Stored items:
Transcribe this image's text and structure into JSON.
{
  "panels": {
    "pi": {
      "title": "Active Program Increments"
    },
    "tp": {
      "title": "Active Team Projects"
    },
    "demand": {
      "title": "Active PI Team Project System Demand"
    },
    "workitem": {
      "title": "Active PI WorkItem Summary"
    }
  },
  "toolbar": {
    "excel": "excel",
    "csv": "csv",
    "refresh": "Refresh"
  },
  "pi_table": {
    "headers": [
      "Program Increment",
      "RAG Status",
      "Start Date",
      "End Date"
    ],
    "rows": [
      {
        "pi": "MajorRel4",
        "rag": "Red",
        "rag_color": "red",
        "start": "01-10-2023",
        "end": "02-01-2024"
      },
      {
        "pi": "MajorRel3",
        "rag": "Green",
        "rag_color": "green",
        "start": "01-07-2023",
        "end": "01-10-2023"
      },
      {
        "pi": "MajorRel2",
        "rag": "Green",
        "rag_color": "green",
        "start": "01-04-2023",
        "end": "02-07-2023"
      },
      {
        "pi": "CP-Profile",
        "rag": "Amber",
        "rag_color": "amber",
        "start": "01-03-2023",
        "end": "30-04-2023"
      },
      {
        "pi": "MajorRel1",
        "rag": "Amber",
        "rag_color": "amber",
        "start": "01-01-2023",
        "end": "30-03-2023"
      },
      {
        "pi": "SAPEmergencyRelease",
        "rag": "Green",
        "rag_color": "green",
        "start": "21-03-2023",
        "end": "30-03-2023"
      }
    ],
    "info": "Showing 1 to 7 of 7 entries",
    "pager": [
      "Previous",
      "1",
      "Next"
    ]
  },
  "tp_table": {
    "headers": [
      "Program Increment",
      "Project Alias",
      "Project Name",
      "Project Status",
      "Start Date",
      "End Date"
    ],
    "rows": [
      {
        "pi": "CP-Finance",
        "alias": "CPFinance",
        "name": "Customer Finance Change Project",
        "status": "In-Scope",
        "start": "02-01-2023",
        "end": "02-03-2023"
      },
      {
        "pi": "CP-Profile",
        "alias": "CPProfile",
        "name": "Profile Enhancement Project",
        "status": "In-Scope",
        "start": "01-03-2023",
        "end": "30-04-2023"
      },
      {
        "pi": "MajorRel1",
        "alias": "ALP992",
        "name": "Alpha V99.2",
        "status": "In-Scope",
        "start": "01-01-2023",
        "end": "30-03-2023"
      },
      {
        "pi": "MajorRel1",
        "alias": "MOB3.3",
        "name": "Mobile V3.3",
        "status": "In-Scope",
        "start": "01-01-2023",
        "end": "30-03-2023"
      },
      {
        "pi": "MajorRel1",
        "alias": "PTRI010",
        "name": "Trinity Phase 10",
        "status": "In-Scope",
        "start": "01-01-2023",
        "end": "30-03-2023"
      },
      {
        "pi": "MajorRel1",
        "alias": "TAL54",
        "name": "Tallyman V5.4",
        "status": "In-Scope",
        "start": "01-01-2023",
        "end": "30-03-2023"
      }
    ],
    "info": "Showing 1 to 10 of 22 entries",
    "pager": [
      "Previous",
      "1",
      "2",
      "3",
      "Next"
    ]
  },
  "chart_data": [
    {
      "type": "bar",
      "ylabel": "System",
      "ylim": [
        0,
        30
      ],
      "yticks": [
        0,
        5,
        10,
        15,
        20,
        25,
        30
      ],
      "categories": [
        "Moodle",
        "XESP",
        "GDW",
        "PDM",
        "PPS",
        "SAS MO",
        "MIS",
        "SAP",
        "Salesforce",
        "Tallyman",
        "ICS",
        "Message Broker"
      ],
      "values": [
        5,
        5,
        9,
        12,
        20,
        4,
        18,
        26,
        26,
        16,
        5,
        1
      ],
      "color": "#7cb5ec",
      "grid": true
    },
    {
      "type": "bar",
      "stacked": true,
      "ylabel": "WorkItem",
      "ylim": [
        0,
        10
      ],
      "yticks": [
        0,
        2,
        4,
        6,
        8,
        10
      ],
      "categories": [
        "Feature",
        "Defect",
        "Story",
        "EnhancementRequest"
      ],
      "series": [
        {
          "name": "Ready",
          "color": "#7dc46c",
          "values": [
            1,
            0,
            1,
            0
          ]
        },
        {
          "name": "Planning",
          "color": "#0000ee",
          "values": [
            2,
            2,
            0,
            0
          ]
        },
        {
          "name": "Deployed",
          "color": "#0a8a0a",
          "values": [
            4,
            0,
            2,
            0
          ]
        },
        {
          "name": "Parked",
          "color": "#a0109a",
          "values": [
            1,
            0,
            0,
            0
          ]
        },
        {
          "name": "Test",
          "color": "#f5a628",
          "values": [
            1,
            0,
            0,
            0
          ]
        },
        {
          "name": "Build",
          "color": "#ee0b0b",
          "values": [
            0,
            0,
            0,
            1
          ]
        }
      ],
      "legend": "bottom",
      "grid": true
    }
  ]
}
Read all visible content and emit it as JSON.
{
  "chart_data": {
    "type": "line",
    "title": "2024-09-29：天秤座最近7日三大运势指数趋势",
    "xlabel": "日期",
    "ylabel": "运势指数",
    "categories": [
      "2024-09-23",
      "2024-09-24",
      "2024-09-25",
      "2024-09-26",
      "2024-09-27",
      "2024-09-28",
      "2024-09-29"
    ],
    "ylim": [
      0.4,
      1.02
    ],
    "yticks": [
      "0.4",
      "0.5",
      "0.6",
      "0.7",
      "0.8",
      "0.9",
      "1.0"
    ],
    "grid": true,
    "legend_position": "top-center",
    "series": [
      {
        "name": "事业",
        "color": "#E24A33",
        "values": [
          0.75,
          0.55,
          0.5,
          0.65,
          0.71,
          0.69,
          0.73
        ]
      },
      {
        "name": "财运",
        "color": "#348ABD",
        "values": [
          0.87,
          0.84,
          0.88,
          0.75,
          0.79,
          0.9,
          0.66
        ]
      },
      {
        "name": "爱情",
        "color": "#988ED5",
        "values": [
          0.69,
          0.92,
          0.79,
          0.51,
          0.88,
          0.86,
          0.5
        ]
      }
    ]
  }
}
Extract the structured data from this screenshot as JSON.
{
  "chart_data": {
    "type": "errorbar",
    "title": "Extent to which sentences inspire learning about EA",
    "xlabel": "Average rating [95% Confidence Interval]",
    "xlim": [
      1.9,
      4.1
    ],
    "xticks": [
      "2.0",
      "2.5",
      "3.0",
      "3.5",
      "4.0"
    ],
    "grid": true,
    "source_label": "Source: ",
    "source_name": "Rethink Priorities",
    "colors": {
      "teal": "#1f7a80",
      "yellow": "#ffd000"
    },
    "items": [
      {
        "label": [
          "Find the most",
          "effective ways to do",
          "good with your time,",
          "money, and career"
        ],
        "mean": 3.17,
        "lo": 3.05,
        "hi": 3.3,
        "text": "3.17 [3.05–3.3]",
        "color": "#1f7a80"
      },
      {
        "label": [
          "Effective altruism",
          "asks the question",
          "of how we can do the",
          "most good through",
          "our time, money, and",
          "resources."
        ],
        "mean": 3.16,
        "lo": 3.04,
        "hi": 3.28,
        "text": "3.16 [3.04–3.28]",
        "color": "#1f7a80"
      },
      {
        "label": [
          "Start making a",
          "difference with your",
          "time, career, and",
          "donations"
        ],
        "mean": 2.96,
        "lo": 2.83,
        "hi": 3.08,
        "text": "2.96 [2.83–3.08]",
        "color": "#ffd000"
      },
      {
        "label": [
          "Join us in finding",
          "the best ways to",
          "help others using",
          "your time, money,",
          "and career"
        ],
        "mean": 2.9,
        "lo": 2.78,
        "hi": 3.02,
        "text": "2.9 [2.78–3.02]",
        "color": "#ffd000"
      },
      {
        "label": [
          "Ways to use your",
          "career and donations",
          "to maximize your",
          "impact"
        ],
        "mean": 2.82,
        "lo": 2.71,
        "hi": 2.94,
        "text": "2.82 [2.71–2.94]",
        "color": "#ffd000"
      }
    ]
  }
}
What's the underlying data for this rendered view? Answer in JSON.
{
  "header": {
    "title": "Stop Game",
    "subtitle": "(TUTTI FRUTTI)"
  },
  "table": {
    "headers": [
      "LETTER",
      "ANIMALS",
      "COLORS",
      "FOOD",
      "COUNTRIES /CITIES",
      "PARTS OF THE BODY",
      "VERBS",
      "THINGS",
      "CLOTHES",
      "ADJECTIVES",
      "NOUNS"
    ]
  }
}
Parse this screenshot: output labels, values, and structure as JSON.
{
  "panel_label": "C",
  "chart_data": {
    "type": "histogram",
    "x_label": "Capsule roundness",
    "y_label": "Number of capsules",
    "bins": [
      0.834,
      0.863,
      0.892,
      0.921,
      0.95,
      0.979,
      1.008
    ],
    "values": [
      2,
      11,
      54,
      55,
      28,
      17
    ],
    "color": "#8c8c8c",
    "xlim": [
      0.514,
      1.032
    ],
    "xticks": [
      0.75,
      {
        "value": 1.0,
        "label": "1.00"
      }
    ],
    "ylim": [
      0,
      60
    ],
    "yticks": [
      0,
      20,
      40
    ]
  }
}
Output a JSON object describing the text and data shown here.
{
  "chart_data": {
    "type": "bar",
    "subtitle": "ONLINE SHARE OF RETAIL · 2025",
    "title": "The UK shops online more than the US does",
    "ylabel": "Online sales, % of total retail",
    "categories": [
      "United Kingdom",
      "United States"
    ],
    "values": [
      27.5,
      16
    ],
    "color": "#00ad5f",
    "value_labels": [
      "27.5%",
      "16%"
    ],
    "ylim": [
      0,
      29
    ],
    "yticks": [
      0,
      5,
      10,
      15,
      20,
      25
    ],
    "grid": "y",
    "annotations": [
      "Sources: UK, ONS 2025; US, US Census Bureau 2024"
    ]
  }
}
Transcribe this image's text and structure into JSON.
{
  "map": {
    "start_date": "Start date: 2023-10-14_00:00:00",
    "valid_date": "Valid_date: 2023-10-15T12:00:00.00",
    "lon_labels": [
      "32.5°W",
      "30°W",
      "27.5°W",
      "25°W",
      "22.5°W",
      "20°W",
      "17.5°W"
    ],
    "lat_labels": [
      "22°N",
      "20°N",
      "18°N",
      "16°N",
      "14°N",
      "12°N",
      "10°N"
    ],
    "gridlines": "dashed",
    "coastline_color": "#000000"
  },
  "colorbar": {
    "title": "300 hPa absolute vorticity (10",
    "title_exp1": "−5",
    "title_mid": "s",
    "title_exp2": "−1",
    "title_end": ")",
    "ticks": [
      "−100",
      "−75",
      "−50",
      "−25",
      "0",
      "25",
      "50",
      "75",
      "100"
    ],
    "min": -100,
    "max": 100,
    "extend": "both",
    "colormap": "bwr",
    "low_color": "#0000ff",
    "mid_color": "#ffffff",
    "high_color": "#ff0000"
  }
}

AIM
Gather each line in these records that contains the string "money".

ANSWER TO THIS EXERCISE
          "money, and career"
          "our time, money, and",
          "your time, money,",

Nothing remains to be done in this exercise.